Extracted records:
>> BEGIN

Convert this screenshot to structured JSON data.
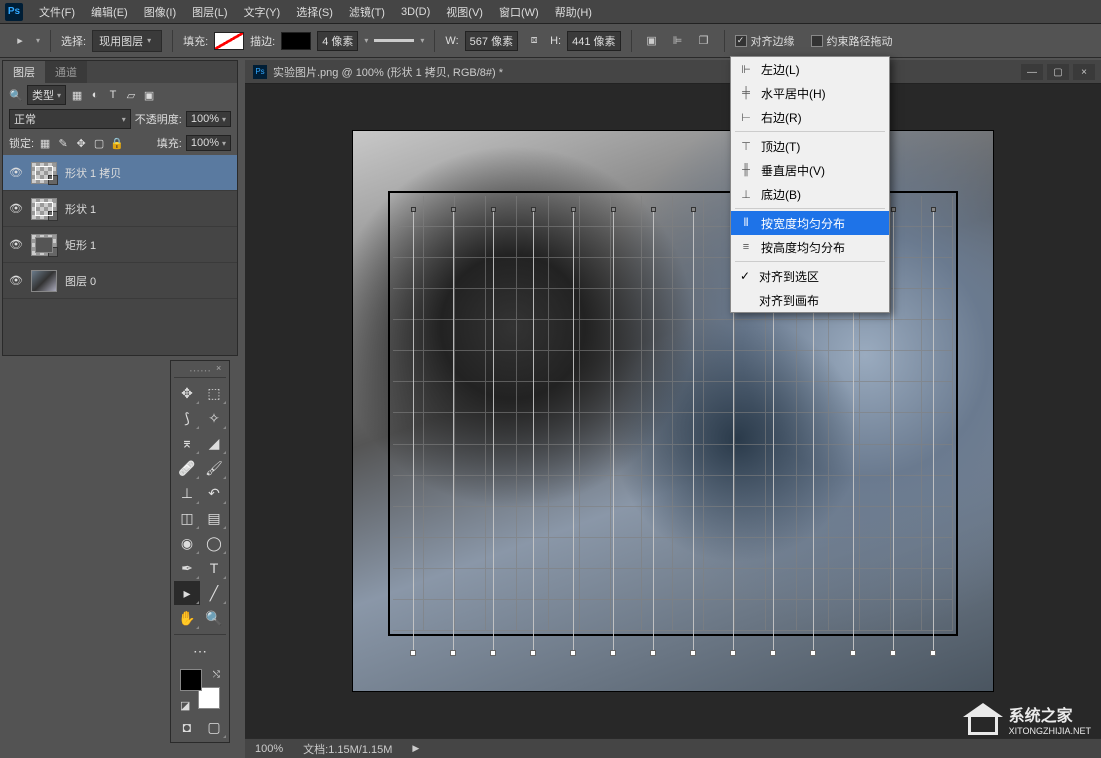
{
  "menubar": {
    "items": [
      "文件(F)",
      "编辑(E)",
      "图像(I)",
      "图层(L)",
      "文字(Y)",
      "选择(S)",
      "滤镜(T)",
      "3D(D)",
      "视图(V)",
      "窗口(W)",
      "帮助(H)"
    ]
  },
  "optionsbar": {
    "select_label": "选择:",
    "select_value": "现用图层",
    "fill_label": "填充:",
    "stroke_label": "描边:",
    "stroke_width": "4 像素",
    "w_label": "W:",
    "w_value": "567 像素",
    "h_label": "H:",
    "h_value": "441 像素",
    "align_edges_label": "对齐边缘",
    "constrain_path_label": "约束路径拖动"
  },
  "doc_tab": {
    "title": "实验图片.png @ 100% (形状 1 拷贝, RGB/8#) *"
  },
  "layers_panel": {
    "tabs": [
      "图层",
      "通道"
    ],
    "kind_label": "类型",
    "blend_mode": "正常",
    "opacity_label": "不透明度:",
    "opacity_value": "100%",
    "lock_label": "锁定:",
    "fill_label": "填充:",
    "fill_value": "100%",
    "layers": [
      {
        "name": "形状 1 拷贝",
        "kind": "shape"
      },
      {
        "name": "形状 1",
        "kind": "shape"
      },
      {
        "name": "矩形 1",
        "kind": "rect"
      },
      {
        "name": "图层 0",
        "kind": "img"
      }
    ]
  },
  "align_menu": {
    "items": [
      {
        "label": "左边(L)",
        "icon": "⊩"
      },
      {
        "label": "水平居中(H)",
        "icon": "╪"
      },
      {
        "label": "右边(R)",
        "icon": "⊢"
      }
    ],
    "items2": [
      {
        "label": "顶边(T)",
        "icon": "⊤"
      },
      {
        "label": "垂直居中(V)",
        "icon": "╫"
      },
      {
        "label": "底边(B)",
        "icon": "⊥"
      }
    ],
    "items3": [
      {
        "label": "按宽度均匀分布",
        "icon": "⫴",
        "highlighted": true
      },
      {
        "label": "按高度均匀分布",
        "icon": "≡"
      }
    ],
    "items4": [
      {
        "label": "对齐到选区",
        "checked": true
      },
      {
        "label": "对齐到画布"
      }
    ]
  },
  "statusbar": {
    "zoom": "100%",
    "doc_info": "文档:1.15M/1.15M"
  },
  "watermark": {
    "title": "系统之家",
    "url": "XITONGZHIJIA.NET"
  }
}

>> END

## Exercise task
Review the material and copy each line in which the word "icon" appears.

## Written reply
        "icon": "⊩"
        "icon": "╪"
        "icon": "⊢"
        "icon": "⊤"
        "icon": "╫"
        "icon": "⊥"
        "icon": "⫴",
        "icon": "≡"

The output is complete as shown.